• [Exercise details]: Identify and reproduce every line holding the string "JSON".

• [Rows]:
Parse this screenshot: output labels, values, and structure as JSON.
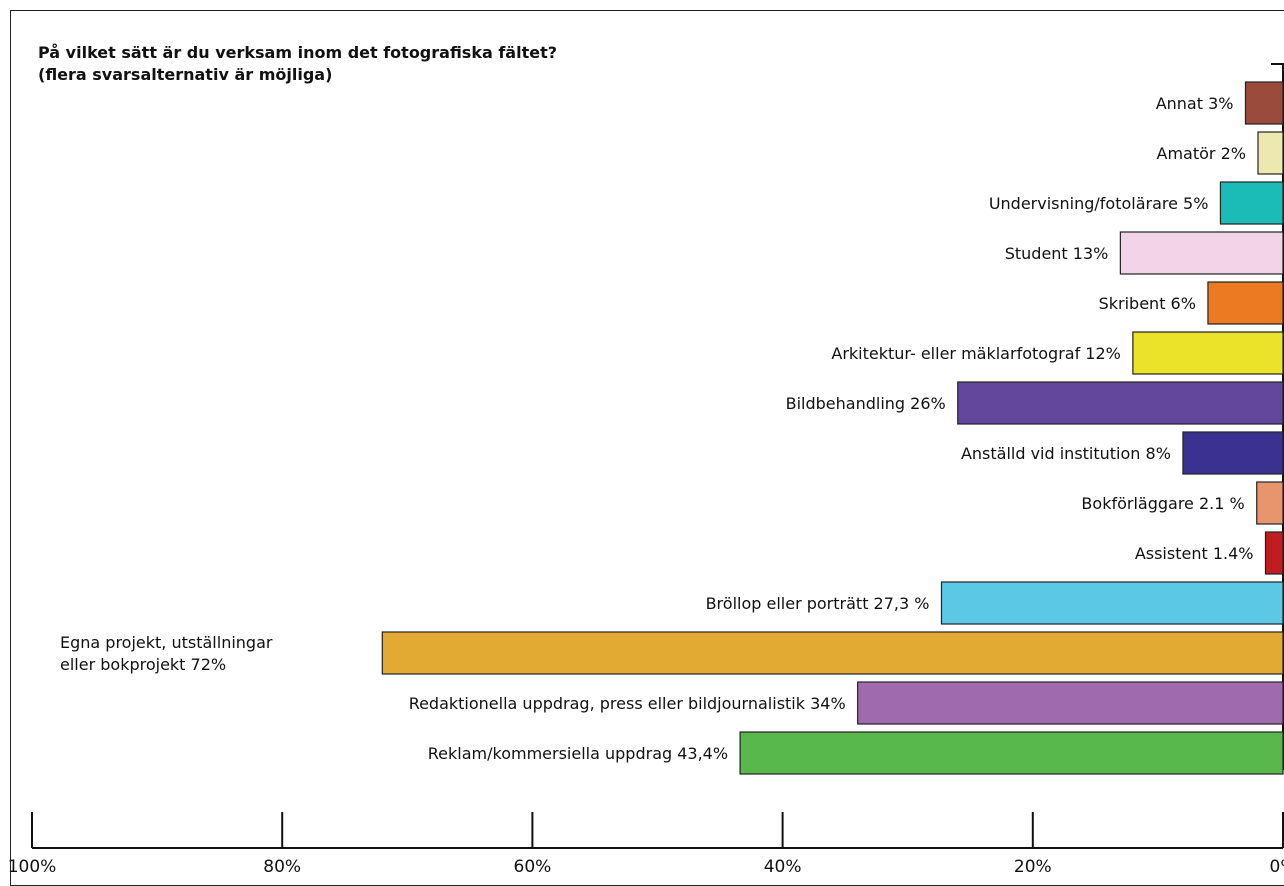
{
  "chart_data": {
    "type": "bar",
    "orientation": "horizontal",
    "title": "På vilket sätt är du verksam inom det fotografiska fältet?",
    "subtitle": "(flera svarsalternativ är möjliga)",
    "xlim": [
      0,
      100
    ],
    "x_direction": "reversed",
    "ticks": [
      {
        "value": 100,
        "label": "100%"
      },
      {
        "value": 80,
        "label": "80%"
      },
      {
        "value": 60,
        "label": "60%"
      },
      {
        "value": 40,
        "label": "40%"
      },
      {
        "value": 20,
        "label": "20%"
      },
      {
        "value": 0,
        "label": "0%"
      }
    ],
    "bars": [
      {
        "label": [
          "Annat 3%"
        ],
        "value": 3,
        "color": "#9a4b3c"
      },
      {
        "label": [
          "Amatör 2%"
        ],
        "value": 2,
        "color": "#ede8b0"
      },
      {
        "label": [
          "Undervisning/fotolärare 5%"
        ],
        "value": 5,
        "color": "#1bbcb8"
      },
      {
        "label": [
          "Student 13%"
        ],
        "value": 13,
        "color": "#f2d4e8"
      },
      {
        "label": [
          "Skribent 6%"
        ],
        "value": 6,
        "color": "#ec7a22"
      },
      {
        "label": [
          "Arkitektur- eller mäklarfotograf 12%"
        ],
        "value": 12,
        "color": "#ebe32a"
      },
      {
        "label": [
          "Bildbehandling 26%"
        ],
        "value": 26,
        "color": "#63479c"
      },
      {
        "label": [
          "Anställd vid institution 8%"
        ],
        "value": 8,
        "color": "#3b3191"
      },
      {
        "label": [
          "Bokförläggare 2.1 %"
        ],
        "value": 2.1,
        "color": "#e8956e"
      },
      {
        "label": [
          "Assistent 1.4%"
        ],
        "value": 1.4,
        "color": "#c01c22"
      },
      {
        "label": [
          "Bröllop eller porträtt 27,3 %"
        ],
        "value": 27.3,
        "color": "#5bc8e6"
      },
      {
        "label": [
          "Egna projekt, utställningar",
          "eller bokprojekt 72%"
        ],
        "value": 72,
        "color": "#e3aa33"
      },
      {
        "label": [
          "Redaktionella uppdrag, press eller bildjournalistik 34%"
        ],
        "value": 34,
        "color": "#a06bae"
      },
      {
        "label": [
          "Reklam/kommersiella uppdrag 43,4%"
        ],
        "value": 43.4,
        "color": "#58b84b"
      }
    ]
  }
}
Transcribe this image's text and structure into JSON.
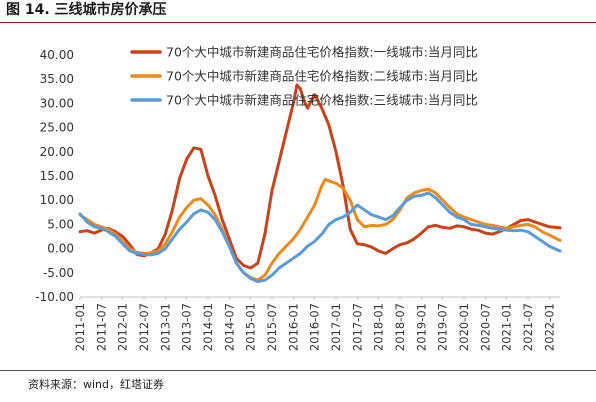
{
  "figure": {
    "title": "图 14. 三线城市房价承压",
    "source": "资料来源：wind，红塔证券"
  },
  "chart_data": {
    "type": "line",
    "title": "",
    "xlabel": "",
    "ylabel": "",
    "ylim": [
      -10,
      40
    ],
    "yticks": [
      "40.00",
      "35.00",
      "30.00",
      "25.00",
      "20.00",
      "15.00",
      "10.00",
      "5.00",
      "0.00",
      "-5.00",
      "-10.00"
    ],
    "xticks": [
      "2011-01",
      "2011-07",
      "2012-01",
      "2012-07",
      "2013-01",
      "2013-07",
      "2014-01",
      "2014-07",
      "2015-01",
      "2015-07",
      "2016-01",
      "2016-07",
      "2017-01",
      "2017-07",
      "2018-01",
      "2018-07",
      "2019-01",
      "2019-07",
      "2020-01",
      "2020-07",
      "2021-01",
      "2021-07",
      "2022-01"
    ],
    "x_start": "2011-01",
    "x_end": "2022-04",
    "grid": false,
    "legend_position": "top",
    "series": [
      {
        "name": "70个大中城市新建商品住宅价格指数:一线城市:当月同比",
        "color": "#c8431b",
        "points": [
          [
            "2011-01",
            3.5
          ],
          [
            "2011-03",
            3.7
          ],
          [
            "2011-05",
            3.2
          ],
          [
            "2011-07",
            3.8
          ],
          [
            "2011-09",
            4.2
          ],
          [
            "2011-11",
            3.5
          ],
          [
            "2012-01",
            2.5
          ],
          [
            "2012-03",
            0.8
          ],
          [
            "2012-05",
            -1.2
          ],
          [
            "2012-07",
            -1.5
          ],
          [
            "2012-09",
            -0.9
          ],
          [
            "2012-11",
            0.0
          ],
          [
            "2013-01",
            3.0
          ],
          [
            "2013-03",
            8.0
          ],
          [
            "2013-05",
            14.5
          ],
          [
            "2013-07",
            18.5
          ],
          [
            "2013-09",
            20.8
          ],
          [
            "2013-11",
            20.5
          ],
          [
            "2014-01",
            15.0
          ],
          [
            "2014-03",
            11.0
          ],
          [
            "2014-05",
            6.0
          ],
          [
            "2014-07",
            2.0
          ],
          [
            "2014-09",
            -2.0
          ],
          [
            "2014-11",
            -3.5
          ],
          [
            "2015-01",
            -4.0
          ],
          [
            "2015-03",
            -3.0
          ],
          [
            "2015-05",
            3.0
          ],
          [
            "2015-07",
            12.0
          ],
          [
            "2015-09",
            18.0
          ],
          [
            "2015-11",
            24.0
          ],
          [
            "2016-01",
            30.0
          ],
          [
            "2016-02",
            33.8
          ],
          [
            "2016-03",
            33.0
          ],
          [
            "2016-04",
            30.5
          ],
          [
            "2016-05",
            29.0
          ],
          [
            "2016-06",
            30.5
          ],
          [
            "2016-07",
            31.8
          ],
          [
            "2016-09",
            29.0
          ],
          [
            "2016-11",
            25.5
          ],
          [
            "2017-01",
            20.0
          ],
          [
            "2017-03",
            13.0
          ],
          [
            "2017-05",
            4.0
          ],
          [
            "2017-07",
            1.0
          ],
          [
            "2017-09",
            0.8
          ],
          [
            "2017-11",
            0.3
          ],
          [
            "2018-01",
            -0.5
          ],
          [
            "2018-03",
            -1.0
          ],
          [
            "2018-05",
            0.0
          ],
          [
            "2018-07",
            0.8
          ],
          [
            "2018-09",
            1.2
          ],
          [
            "2018-11",
            2.0
          ],
          [
            "2019-01",
            3.2
          ],
          [
            "2019-03",
            4.5
          ],
          [
            "2019-05",
            4.8
          ],
          [
            "2019-07",
            4.4
          ],
          [
            "2019-09",
            4.2
          ],
          [
            "2019-11",
            4.7
          ],
          [
            "2020-01",
            4.5
          ],
          [
            "2020-03",
            4.0
          ],
          [
            "2020-05",
            3.8
          ],
          [
            "2020-07",
            3.2
          ],
          [
            "2020-09",
            3.0
          ],
          [
            "2020-11",
            3.5
          ],
          [
            "2021-01",
            4.2
          ],
          [
            "2021-03",
            5.0
          ],
          [
            "2021-05",
            5.8
          ],
          [
            "2021-07",
            6.0
          ],
          [
            "2021-09",
            5.5
          ],
          [
            "2021-11",
            5.0
          ],
          [
            "2022-01",
            4.5
          ],
          [
            "2022-04",
            4.3
          ]
        ]
      },
      {
        "name": "70个大中城市新建商品住宅价格指数:二线城市:当月同比",
        "color": "#ec8a1e",
        "points": [
          [
            "2011-01",
            7.0
          ],
          [
            "2011-03",
            6.0
          ],
          [
            "2011-05",
            5.0
          ],
          [
            "2011-07",
            4.5
          ],
          [
            "2011-09",
            4.0
          ],
          [
            "2011-11",
            3.0
          ],
          [
            "2012-01",
            1.5
          ],
          [
            "2012-03",
            0.0
          ],
          [
            "2012-05",
            -0.8
          ],
          [
            "2012-07",
            -1.0
          ],
          [
            "2012-09",
            -0.9
          ],
          [
            "2012-11",
            -0.5
          ],
          [
            "2013-01",
            1.0
          ],
          [
            "2013-03",
            3.5
          ],
          [
            "2013-05",
            6.5
          ],
          [
            "2013-07",
            8.5
          ],
          [
            "2013-09",
            10.0
          ],
          [
            "2013-11",
            10.3
          ],
          [
            "2014-01",
            9.0
          ],
          [
            "2014-03",
            7.0
          ],
          [
            "2014-05",
            4.0
          ],
          [
            "2014-07",
            0.5
          ],
          [
            "2014-09",
            -3.0
          ],
          [
            "2014-11",
            -5.0
          ],
          [
            "2015-01",
            -6.0
          ],
          [
            "2015-03",
            -6.5
          ],
          [
            "2015-05",
            -5.5
          ],
          [
            "2015-07",
            -3.0
          ],
          [
            "2015-09",
            -1.0
          ],
          [
            "2015-11",
            0.5
          ],
          [
            "2016-01",
            2.0
          ],
          [
            "2016-03",
            4.0
          ],
          [
            "2016-05",
            6.5
          ],
          [
            "2016-07",
            9.0
          ],
          [
            "2016-09",
            13.0
          ],
          [
            "2016-10",
            14.3
          ],
          [
            "2016-11",
            14.0
          ],
          [
            "2017-01",
            13.5
          ],
          [
            "2017-03",
            12.5
          ],
          [
            "2017-05",
            10.0
          ],
          [
            "2017-07",
            6.0
          ],
          [
            "2017-09",
            4.5
          ],
          [
            "2017-11",
            4.8
          ],
          [
            "2018-01",
            4.7
          ],
          [
            "2018-03",
            5.0
          ],
          [
            "2018-05",
            6.0
          ],
          [
            "2018-07",
            8.0
          ],
          [
            "2018-09",
            10.5
          ],
          [
            "2018-11",
            11.5
          ],
          [
            "2019-01",
            12.0
          ],
          [
            "2019-03",
            12.3
          ],
          [
            "2019-05",
            11.5
          ],
          [
            "2019-07",
            10.0
          ],
          [
            "2019-09",
            8.5
          ],
          [
            "2019-11",
            7.2
          ],
          [
            "2020-01",
            6.5
          ],
          [
            "2020-03",
            6.0
          ],
          [
            "2020-05",
            5.5
          ],
          [
            "2020-07",
            5.0
          ],
          [
            "2020-09",
            4.8
          ],
          [
            "2020-11",
            4.5
          ],
          [
            "2021-01",
            4.2
          ],
          [
            "2021-03",
            4.5
          ],
          [
            "2021-05",
            4.8
          ],
          [
            "2021-07",
            5.0
          ],
          [
            "2021-09",
            4.5
          ],
          [
            "2021-11",
            3.5
          ],
          [
            "2022-01",
            2.8
          ],
          [
            "2022-04",
            1.7
          ]
        ]
      },
      {
        "name": "70个大中城市新建商品住宅价格指数:三线城市:当月同比",
        "color": "#5b9bd5",
        "points": [
          [
            "2011-01",
            7.2
          ],
          [
            "2011-03",
            5.5
          ],
          [
            "2011-05",
            4.5
          ],
          [
            "2011-07",
            4.2
          ],
          [
            "2011-09",
            3.5
          ],
          [
            "2011-11",
            2.5
          ],
          [
            "2012-01",
            1.0
          ],
          [
            "2012-03",
            -0.5
          ],
          [
            "2012-05",
            -1.0
          ],
          [
            "2012-07",
            -1.2
          ],
          [
            "2012-09",
            -1.3
          ],
          [
            "2012-11",
            -1.0
          ],
          [
            "2013-01",
            0.0
          ],
          [
            "2013-03",
            2.0
          ],
          [
            "2013-05",
            4.0
          ],
          [
            "2013-07",
            5.5
          ],
          [
            "2013-09",
            7.2
          ],
          [
            "2013-11",
            8.0
          ],
          [
            "2014-01",
            7.5
          ],
          [
            "2014-03",
            6.0
          ],
          [
            "2014-05",
            3.5
          ],
          [
            "2014-07",
            0.5
          ],
          [
            "2014-09",
            -3.0
          ],
          [
            "2014-11",
            -5.0
          ],
          [
            "2015-01",
            -6.2
          ],
          [
            "2015-03",
            -6.8
          ],
          [
            "2015-05",
            -6.5
          ],
          [
            "2015-07",
            -5.5
          ],
          [
            "2015-09",
            -4.0
          ],
          [
            "2015-11",
            -3.0
          ],
          [
            "2016-01",
            -2.0
          ],
          [
            "2016-03",
            -1.0
          ],
          [
            "2016-05",
            0.5
          ],
          [
            "2016-07",
            1.5
          ],
          [
            "2016-09",
            3.0
          ],
          [
            "2016-11",
            5.0
          ],
          [
            "2017-01",
            6.0
          ],
          [
            "2017-03",
            6.5
          ],
          [
            "2017-05",
            7.5
          ],
          [
            "2017-07",
            9.0
          ],
          [
            "2017-09",
            8.0
          ],
          [
            "2017-11",
            7.0
          ],
          [
            "2018-01",
            6.5
          ],
          [
            "2018-03",
            6.0
          ],
          [
            "2018-05",
            6.8
          ],
          [
            "2018-07",
            8.5
          ],
          [
            "2018-09",
            10.0
          ],
          [
            "2018-11",
            10.8
          ],
          [
            "2019-01",
            11.0
          ],
          [
            "2019-03",
            11.5
          ],
          [
            "2019-05",
            10.5
          ],
          [
            "2019-07",
            9.0
          ],
          [
            "2019-09",
            7.5
          ],
          [
            "2019-11",
            6.5
          ],
          [
            "2020-01",
            6.0
          ],
          [
            "2020-03",
            5.0
          ],
          [
            "2020-05",
            4.8
          ],
          [
            "2020-07",
            4.5
          ],
          [
            "2020-09",
            4.2
          ],
          [
            "2020-11",
            4.0
          ],
          [
            "2021-01",
            3.8
          ],
          [
            "2021-03",
            3.7
          ],
          [
            "2021-05",
            3.8
          ],
          [
            "2021-07",
            3.5
          ],
          [
            "2021-09",
            2.5
          ],
          [
            "2021-11",
            1.5
          ],
          [
            "2022-01",
            0.5
          ],
          [
            "2022-04",
            -0.5
          ]
        ]
      }
    ]
  }
}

• [Output below]:
Parse this screenshot: output labels, values, and structure as JSON.
Transcribe this image's text and structure into JSON.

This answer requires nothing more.